> ZU ERLEDIGENDE AUFGABE
Schreib aus der Rezension zur Edda die Stelle von „Die Lieder-Edda und“ bis einschließlich „bereits deutlich früher.“ wortgetreu ab.

> TEXTABSCHNITT
----
Rezension

Die Edda

Wer kennt nicht die singenden und kämpfenden Zwerge dieser Erzählung? Bifor, Bofur und der dicke Bombur, die Brüder Kili und Fili und natürlich Thorin.

Richtig erkannt, es geht selbstverständlich um die Edda und nicht um die „Mittelerde-Trilogie“ Tolkiens, der die Namen klammheimlich aus der nordischen Mythologie übernahm. Heute kennen nur noch die wenigsten die Schöpfungsgeschichte aus vorchristlicher Zeit. Meist sind dies Anhänger zersplitterter Naturreligionen, die schnell ins Esoterische umschlagen, oder schreiende Metal-Fans, die nach zwei Litern Met Odin und Thor huldigen, sich anschließend übergeben und auf der Bierbank einschlafen. Doch die Edda bietet mehr.

Die Lieder-Edda und die Prosa-Edda

Wie alt die Saga über die Schöpfung der Welt, die alten Götter, Riesen und Zwerge ist, kann heute niemand mehr genau beantworten. Die Schrift, als Zeichen einer Hochkultur, hat nördlich des römischen Reiches erst spät Einzug gehalten, weshalb die erste Verschriftlichung erst aus dem 13. Jahrhundert stammt. Vermutlich gab es die mündlich weitergegebenen Geschichten, in Form von Vorträgen, Gesängen und Gedichten durch die Barden bereits deutlich früher.

Die erste Überlieferung der sogenannten älteren Edda, oder Lieder-Edda, ist der „Codex Regius“. In fast 40 Kapiteln, je nach Zählweise schwankt die genaue Anzahl, wird die Entstehung der Welt aus dem Chaos (wohlgemerkt nicht aus dem Nichts), das Leben und Wirken der Asen und der Menschen, der Zwerge und der Riesen auf dem Weltenbaum Yggdrasil erzählt. Während es in der ersten „Erzählung“ einzig allein um die Erschaffung der Welt und der abschließenden Götterdämmerung (Ragnarök) mit dem Untergang der Welt dreht, zeigen die weiteren Kapitel verschiedene Ausschnitte aus dem Leben der Götter, Helden und Menschen.
----
> EINTRÄGE IM DATENSATZ

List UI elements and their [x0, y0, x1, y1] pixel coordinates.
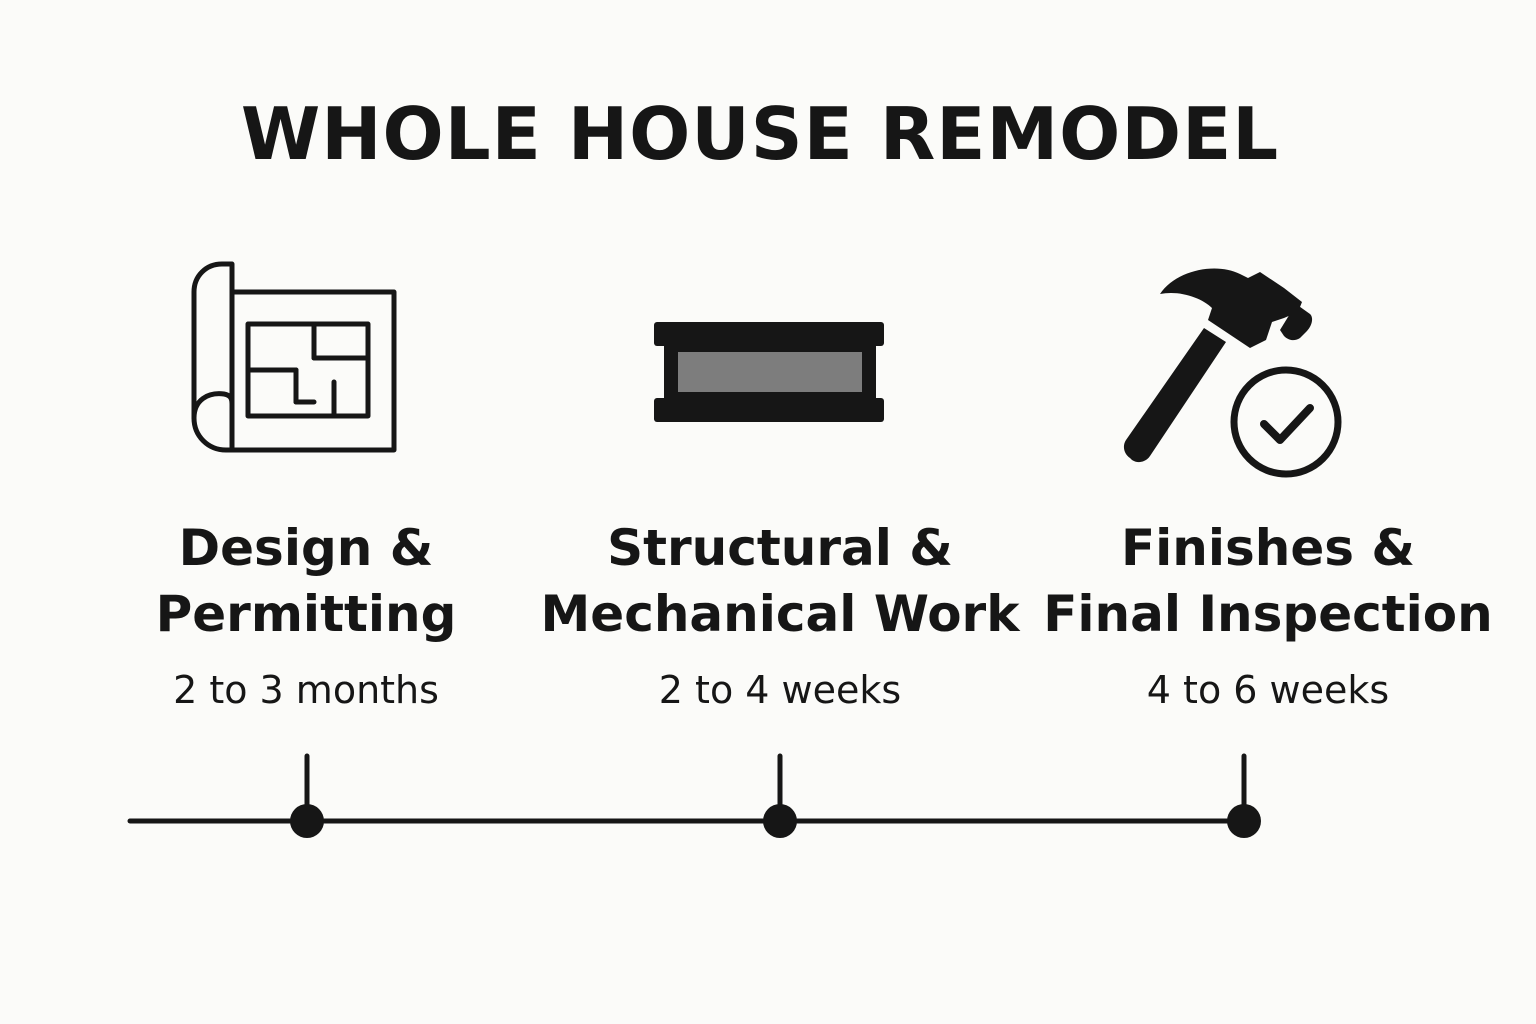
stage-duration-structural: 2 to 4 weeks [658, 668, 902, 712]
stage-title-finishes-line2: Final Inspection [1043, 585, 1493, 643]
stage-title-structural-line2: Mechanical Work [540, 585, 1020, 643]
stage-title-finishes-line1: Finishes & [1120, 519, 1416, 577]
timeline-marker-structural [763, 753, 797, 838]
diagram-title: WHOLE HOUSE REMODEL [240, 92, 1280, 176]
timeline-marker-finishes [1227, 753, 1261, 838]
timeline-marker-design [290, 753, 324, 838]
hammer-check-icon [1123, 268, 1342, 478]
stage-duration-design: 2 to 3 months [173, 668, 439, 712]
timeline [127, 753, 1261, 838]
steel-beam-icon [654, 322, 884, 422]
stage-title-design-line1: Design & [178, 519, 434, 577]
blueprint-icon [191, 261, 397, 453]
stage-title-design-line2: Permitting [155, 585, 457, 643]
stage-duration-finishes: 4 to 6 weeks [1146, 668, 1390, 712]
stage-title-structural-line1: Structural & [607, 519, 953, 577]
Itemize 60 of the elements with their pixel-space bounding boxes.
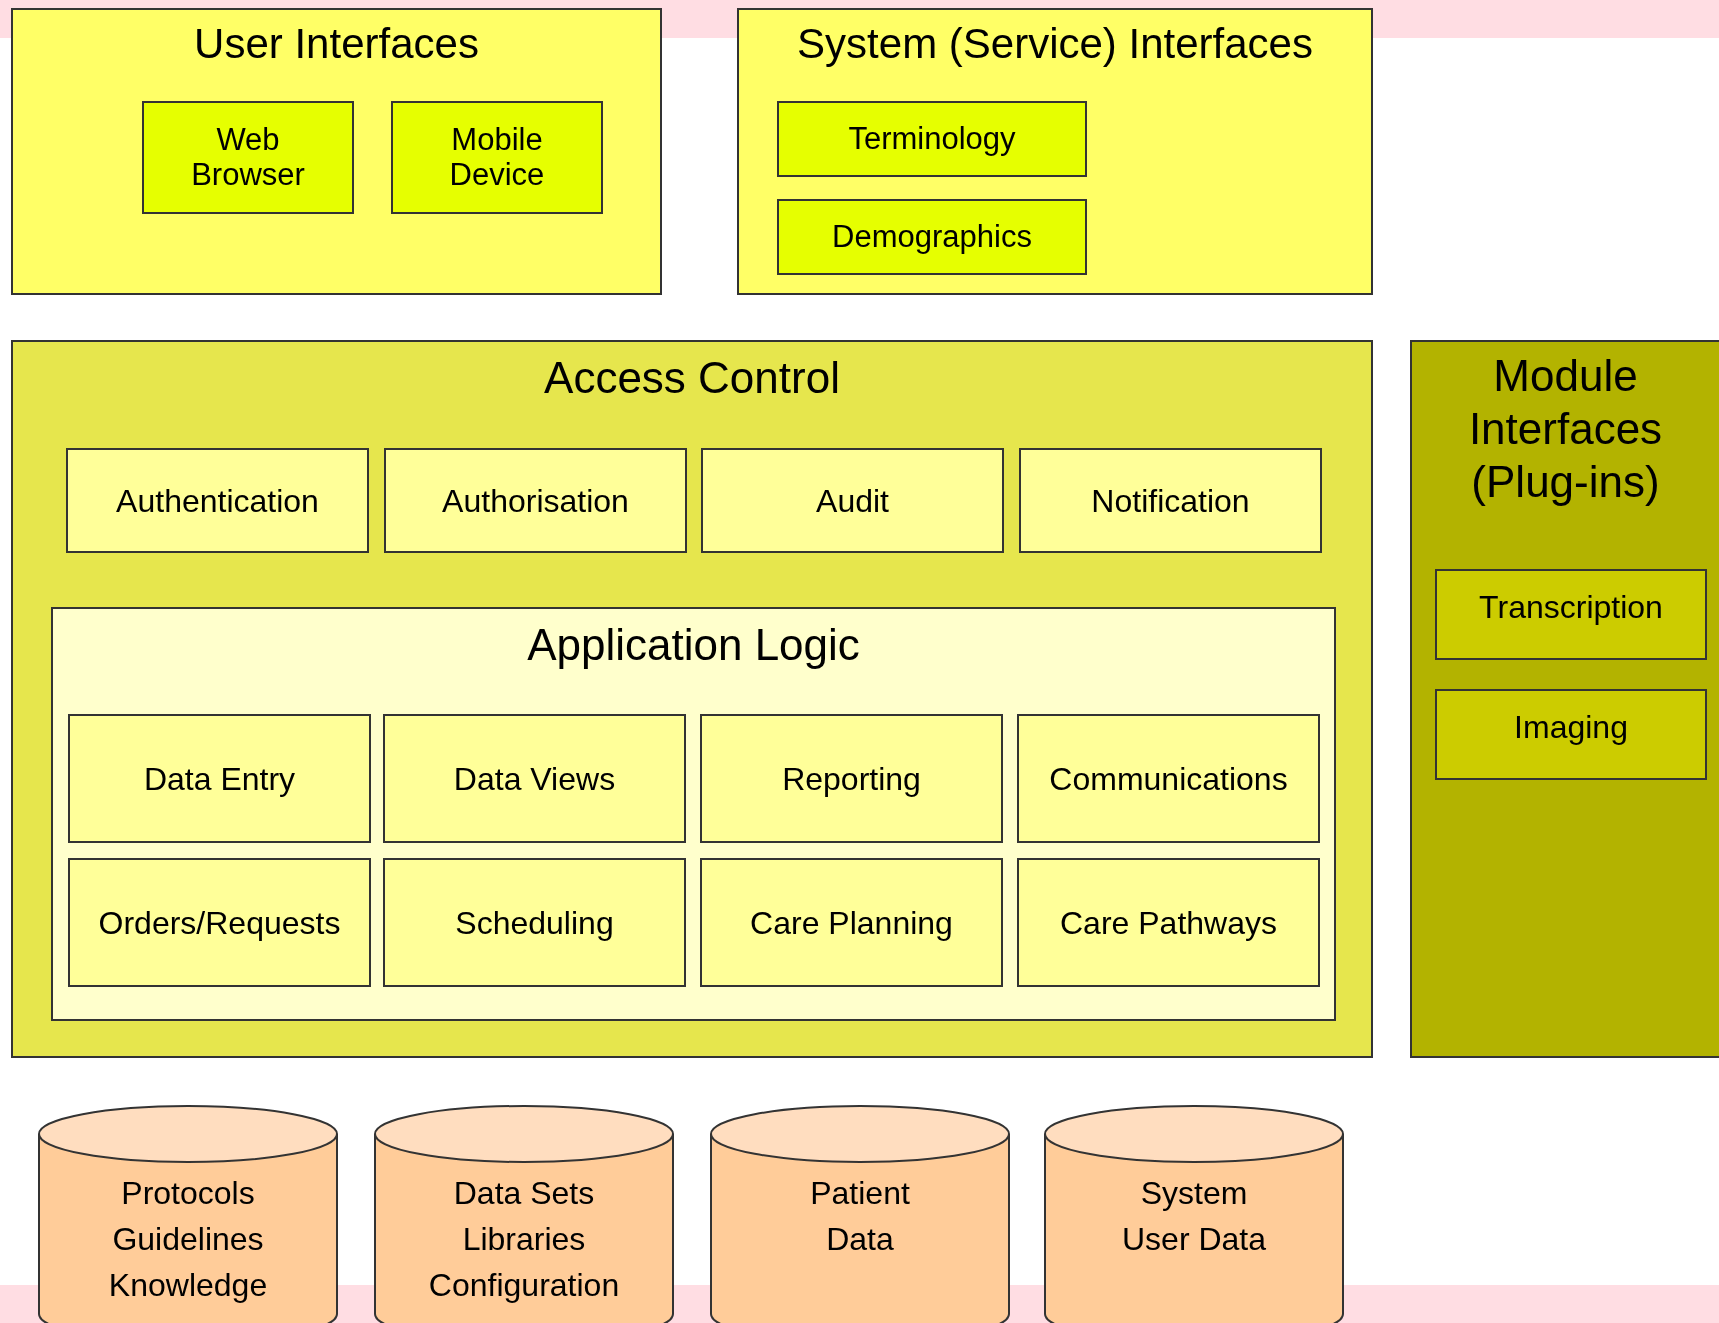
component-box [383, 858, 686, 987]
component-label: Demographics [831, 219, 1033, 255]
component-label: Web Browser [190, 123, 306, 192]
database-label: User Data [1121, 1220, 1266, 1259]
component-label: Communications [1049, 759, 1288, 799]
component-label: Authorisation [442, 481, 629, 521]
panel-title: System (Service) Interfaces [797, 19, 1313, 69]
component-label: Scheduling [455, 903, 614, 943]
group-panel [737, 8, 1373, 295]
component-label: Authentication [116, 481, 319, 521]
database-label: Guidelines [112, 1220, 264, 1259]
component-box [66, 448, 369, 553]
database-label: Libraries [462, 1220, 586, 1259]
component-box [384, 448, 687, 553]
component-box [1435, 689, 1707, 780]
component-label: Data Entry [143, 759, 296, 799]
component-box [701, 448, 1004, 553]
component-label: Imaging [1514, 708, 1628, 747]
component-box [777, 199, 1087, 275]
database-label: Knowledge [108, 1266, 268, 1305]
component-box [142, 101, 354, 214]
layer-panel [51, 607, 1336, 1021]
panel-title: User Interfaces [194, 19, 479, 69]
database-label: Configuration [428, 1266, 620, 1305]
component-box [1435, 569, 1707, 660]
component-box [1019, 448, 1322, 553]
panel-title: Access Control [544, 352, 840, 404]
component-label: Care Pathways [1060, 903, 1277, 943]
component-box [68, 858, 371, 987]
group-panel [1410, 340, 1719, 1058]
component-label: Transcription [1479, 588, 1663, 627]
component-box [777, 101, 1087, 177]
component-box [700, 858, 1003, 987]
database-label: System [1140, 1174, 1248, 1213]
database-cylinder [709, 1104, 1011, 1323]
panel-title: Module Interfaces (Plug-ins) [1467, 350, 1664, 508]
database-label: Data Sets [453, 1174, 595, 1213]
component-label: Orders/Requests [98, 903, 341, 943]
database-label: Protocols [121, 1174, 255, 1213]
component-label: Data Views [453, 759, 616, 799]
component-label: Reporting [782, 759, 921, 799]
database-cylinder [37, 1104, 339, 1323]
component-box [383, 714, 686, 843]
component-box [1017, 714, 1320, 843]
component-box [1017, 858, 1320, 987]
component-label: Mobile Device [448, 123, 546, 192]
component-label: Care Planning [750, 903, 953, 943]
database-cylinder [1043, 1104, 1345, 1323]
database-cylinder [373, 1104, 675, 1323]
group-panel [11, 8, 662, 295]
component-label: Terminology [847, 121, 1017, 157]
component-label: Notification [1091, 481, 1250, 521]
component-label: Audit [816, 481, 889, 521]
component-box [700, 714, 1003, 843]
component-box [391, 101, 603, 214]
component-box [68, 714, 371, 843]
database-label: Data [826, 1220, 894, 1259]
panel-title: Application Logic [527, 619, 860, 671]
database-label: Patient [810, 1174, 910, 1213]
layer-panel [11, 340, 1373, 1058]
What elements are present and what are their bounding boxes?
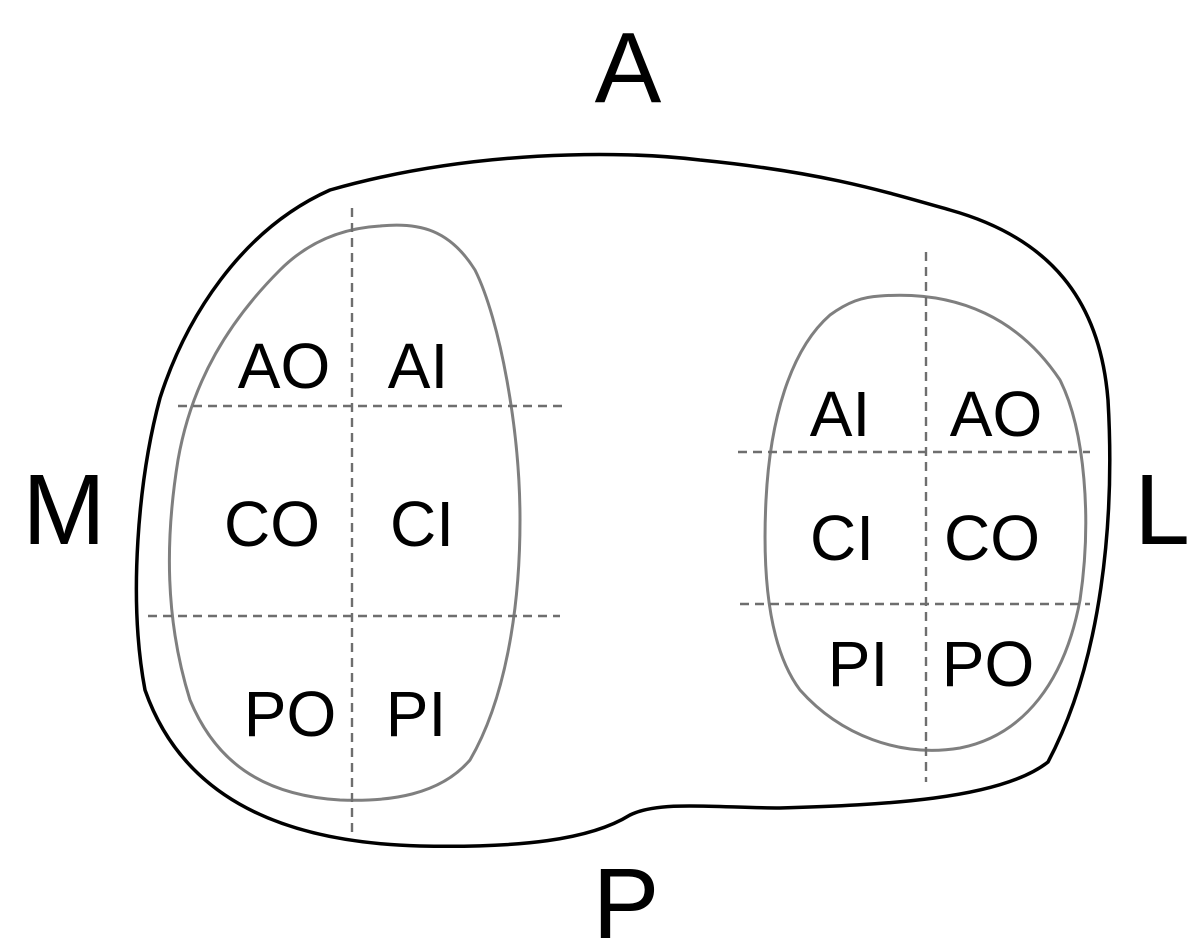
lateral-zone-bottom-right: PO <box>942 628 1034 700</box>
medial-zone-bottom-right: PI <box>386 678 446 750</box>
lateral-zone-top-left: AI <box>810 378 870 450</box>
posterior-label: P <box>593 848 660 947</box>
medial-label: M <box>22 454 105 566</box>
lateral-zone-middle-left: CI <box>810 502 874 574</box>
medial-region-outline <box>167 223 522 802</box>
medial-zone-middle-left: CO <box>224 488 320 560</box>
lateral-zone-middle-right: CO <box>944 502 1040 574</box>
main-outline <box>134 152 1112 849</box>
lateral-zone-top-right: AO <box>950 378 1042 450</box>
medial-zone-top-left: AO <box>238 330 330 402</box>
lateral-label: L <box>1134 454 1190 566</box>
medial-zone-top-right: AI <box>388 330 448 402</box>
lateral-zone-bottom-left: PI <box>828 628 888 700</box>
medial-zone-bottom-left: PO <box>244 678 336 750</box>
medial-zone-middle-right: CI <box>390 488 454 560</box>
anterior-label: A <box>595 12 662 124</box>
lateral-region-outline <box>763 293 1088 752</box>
----
> GELÖSTE AUFGABE
Die Lieder-Edda und die Prosa-Edda

Wie alt die Saga über die Schöpfung der Welt, die alten Götter, Riesen und Zwerge ist, kann heute niemand mehr genau beantworten. Die Schrift, als Zeichen einer Hochkultur, hat nördlich des römischen Reiches erst spät Einzug gehalten, weshalb die erste Verschriftlichung erst aus dem 13. Jahrhundert stammt. Vermutlich gab es die mündlich weitergegebenen Geschichten, in Form von Vorträgen, Gesängen und Gedichten durch die Barden bereits deutlich früher.